Your instructions -
Take the material below and write it all out again exactly.
>> start Listed entries
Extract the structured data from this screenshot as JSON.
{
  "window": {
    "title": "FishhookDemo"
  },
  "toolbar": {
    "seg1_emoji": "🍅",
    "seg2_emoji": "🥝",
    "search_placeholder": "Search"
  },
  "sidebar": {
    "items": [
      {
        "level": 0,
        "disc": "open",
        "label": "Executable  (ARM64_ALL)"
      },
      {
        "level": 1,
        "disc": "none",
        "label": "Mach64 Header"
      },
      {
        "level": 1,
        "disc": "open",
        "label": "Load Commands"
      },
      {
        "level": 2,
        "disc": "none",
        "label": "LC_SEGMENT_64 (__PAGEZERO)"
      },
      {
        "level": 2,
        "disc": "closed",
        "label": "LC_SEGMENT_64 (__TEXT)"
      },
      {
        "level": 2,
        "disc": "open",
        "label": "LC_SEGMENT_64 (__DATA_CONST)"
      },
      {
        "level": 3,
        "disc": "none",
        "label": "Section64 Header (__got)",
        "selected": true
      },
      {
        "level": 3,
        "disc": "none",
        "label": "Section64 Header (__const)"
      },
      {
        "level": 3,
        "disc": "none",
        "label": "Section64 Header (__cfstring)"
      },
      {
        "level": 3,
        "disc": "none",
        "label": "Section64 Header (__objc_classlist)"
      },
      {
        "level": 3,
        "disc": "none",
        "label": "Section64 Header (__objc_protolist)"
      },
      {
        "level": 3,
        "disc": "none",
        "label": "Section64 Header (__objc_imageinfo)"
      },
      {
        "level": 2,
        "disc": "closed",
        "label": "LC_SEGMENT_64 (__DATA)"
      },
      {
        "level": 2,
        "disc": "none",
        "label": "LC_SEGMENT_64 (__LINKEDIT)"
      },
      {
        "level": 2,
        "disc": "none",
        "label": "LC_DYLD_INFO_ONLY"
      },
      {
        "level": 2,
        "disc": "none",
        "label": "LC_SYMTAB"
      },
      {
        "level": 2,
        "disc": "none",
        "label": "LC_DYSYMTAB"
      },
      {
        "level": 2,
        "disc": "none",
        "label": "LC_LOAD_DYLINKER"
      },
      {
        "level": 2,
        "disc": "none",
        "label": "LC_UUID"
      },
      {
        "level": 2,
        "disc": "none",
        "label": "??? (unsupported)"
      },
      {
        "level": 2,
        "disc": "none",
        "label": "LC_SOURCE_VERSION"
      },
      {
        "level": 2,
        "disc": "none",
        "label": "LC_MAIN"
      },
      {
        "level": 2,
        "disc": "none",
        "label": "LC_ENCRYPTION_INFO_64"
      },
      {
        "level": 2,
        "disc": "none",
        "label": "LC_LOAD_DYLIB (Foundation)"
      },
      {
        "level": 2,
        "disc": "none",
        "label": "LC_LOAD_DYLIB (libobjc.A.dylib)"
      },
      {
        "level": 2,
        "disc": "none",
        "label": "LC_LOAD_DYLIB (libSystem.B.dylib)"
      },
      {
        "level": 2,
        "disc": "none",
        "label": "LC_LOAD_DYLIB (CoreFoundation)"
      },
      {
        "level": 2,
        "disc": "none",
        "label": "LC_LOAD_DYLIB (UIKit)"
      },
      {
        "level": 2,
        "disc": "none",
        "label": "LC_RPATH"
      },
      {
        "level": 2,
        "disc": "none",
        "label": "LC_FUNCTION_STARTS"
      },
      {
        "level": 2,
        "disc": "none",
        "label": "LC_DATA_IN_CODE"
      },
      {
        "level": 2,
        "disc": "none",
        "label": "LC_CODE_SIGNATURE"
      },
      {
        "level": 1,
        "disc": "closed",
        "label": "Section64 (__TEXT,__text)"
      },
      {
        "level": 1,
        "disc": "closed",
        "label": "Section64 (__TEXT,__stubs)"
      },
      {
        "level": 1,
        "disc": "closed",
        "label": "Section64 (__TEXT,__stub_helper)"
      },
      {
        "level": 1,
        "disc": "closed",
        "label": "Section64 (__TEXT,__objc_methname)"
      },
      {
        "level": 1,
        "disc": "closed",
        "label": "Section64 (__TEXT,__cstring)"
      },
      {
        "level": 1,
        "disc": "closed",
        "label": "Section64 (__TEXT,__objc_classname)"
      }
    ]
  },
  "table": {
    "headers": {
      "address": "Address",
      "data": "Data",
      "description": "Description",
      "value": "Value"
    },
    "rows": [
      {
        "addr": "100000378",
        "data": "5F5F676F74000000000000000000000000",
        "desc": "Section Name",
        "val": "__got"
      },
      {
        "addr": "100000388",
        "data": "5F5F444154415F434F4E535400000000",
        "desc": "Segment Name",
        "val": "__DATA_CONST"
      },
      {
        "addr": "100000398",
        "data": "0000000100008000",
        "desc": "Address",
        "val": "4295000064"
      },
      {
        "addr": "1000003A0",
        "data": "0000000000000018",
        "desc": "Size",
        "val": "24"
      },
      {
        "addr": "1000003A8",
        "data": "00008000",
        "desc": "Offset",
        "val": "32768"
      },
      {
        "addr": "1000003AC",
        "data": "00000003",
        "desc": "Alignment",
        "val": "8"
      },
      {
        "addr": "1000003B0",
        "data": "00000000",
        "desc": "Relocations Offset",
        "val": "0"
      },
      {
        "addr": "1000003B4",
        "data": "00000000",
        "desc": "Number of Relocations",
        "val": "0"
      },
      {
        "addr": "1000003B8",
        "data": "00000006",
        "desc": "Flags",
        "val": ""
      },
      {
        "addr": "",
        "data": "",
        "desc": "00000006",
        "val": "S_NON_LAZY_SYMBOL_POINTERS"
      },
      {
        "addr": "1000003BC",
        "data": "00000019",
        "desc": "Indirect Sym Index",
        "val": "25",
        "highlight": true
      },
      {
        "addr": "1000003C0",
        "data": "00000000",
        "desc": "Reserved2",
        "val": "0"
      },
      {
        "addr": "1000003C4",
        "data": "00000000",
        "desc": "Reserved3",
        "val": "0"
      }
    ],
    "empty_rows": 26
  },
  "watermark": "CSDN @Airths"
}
>> end Listed entries
Complete answer -
Extract the structured data from this screenshot as JSON.
{
  "window": {
    "title": "FishhookDemo"
  },
  "toolbar": {
    "seg1_emoji": "🍅",
    "seg2_emoji": "🥝",
    "search_placeholder": "Search"
  },
  "sidebar": {
    "items": [
      {
        "level": 0,
        "disc": "open",
        "label": "Executable  (ARM64_ALL)"
      },
      {
        "level": 1,
        "disc": "none",
        "label": "Mach64 Header"
      },
      {
        "level": 1,
        "disc": "open",
        "label": "Load Commands"
      },
      {
        "level": 2,
        "disc": "none",
        "label": "LC_SEGMENT_64 (__PAGEZERO)"
      },
      {
        "level": 2,
        "disc": "closed",
        "label": "LC_SEGMENT_64 (__TEXT)"
      },
      {
        "level": 2,
        "disc": "open",
        "label": "LC_SEGMENT_64 (__DATA_CONST)"
      },
      {
        "level": 3,
        "disc": "none",
        "label": "Section64 Header (__got)",
        "selected": true
      },
      {
        "level": 3,
        "disc": "none",
        "label": "Section64 Header (__const)"
      },
      {
        "level": 3,
        "disc": "none",
        "label": "Section64 Header (__cfstring)"
      },
      {
        "level": 3,
        "disc": "none",
        "label": "Section64 Header (__objc_classlist)"
      },
      {
        "level": 3,
        "disc": "none",
        "label": "Section64 Header (__objc_protolist)"
      },
      {
        "level": 3,
        "disc": "none",
        "label": "Section64 Header (__objc_imageinfo)"
      },
      {
        "level": 2,
        "disc": "closed",
        "label": "LC_SEGMENT_64 (__DATA)"
      },
      {
        "level": 2,
        "disc": "none",
        "label": "LC_SEGMENT_64 (__LINKEDIT)"
      },
      {
        "level": 2,
        "disc": "none",
        "label": "LC_DYLD_INFO_ONLY"
      },
      {
        "level": 2,
        "disc": "none",
        "label": "LC_SYMTAB"
      },
      {
        "level": 2,
        "disc": "none",
        "label": "LC_DYSYMTAB"
      },
      {
        "level": 2,
        "disc": "none",
        "label": "LC_LOAD_DYLINKER"
      },
      {
        "level": 2,
        "disc": "none",
        "label": "LC_UUID"
      },
      {
        "level": 2,
        "disc": "none",
        "label": "??? (unsupported)"
      },
      {
        "level": 2,
        "disc": "none",
        "label": "LC_SOURCE_VERSION"
      },
      {
        "level": 2,
        "disc": "none",
        "label": "LC_MAIN"
      },
      {
        "level": 2,
        "disc": "none",
        "label": "LC_ENCRYPTION_INFO_64"
      },
      {
        "level": 2,
        "disc": "none",
        "label": "LC_LOAD_DYLIB (Foundation)"
      },
      {
        "level": 2,
        "disc": "none",
        "label": "LC_LOAD_DYLIB (libobjc.A.dylib)"
      },
      {
        "level": 2,
        "disc": "none",
        "label": "LC_LOAD_DYLIB (libSystem.B.dylib)"
      },
      {
        "level": 2,
        "disc": "none",
        "label": "LC_LOAD_DYLIB (CoreFoundation)"
      },
      {
        "level": 2,
        "disc": "none",
        "label": "LC_LOAD_DYLIB (UIKit)"
      },
      {
        "level": 2,
        "disc": "none",
        "label": "LC_RPATH"
      },
      {
        "level": 2,
        "disc": "none",
        "label": "LC_FUNCTION_STARTS"
      },
      {
        "level": 2,
        "disc": "none",
        "label": "LC_DATA_IN_CODE"
      },
      {
        "level": 2,
        "disc": "none",
        "label": "LC_CODE_SIGNATURE"
      },
      {
        "level": 1,
        "disc": "closed",
        "label": "Section64 (__TEXT,__text)"
      },
      {
        "level": 1,
        "disc": "closed",
        "label": "Section64 (__TEXT,__stubs)"
      },
      {
        "level": 1,
        "disc": "closed",
        "label": "Section64 (__TEXT,__stub_helper)"
      },
      {
        "level": 1,
        "disc": "closed",
        "label": "Section64 (__TEXT,__objc_methname)"
      },
      {
        "level": 1,
        "disc": "closed",
        "label": "Section64 (__TEXT,__cstring)"
      },
      {
        "level": 1,
        "disc": "closed",
        "label": "Section64 (__TEXT,__objc_classname)"
      }
    ]
  },
  "table": {
    "headers": {
      "address": "Address",
      "data": "Data",
      "description": "Description",
      "value": "Value"
    },
    "rows": [
      {
        "addr": "100000378",
        "data": "5F5F676F74000000000000000000000000",
        "desc": "Section Name",
        "val": "__got"
      },
      {
        "addr": "100000388",
        "data": "5F5F444154415F434F4E535400000000",
        "desc": "Segment Name",
        "val": "__DATA_CONST"
      },
      {
        "addr": "100000398",
        "data": "0000000100008000",
        "desc": "Address",
        "val": "4295000064"
      },
      {
        "addr": "1000003A0",
        "data": "0000000000000018",
        "desc": "Size",
        "val": "24"
      },
      {
        "addr": "1000003A8",
        "data": "00008000",
        "desc": "Offset",
        "val": "32768"
      },
      {
        "addr": "1000003AC",
        "data": "00000003",
        "desc": "Alignment",
        "val": "8"
      },
      {
        "addr": "1000003B0",
        "data": "00000000",
        "desc": "Relocations Offset",
        "val": "0"
      },
      {
        "addr": "1000003B4",
        "data": "00000000",
        "desc": "Number of Relocations",
        "val": "0"
      },
      {
        "addr": "1000003B8",
        "data": "00000006",
        "desc": "Flags",
        "val": ""
      },
      {
        "addr": "",
        "data": "",
        "desc": "00000006",
        "val": "S_NON_LAZY_SYMBOL_POINTERS"
      },
      {
        "addr": "1000003BC",
        "data": "00000019",
        "desc": "Indirect Sym Index",
        "val": "25",
        "highlight": true
      },
      {
        "addr": "1000003C0",
        "data": "00000000",
        "desc": "Reserved2",
        "val": "0"
      },
      {
        "addr": "1000003C4",
        "data": "00000000",
        "desc": "Reserved3",
        "val": "0"
      }
    ],
    "empty_rows": 26
  },
  "watermark": "CSDN @Airths"
}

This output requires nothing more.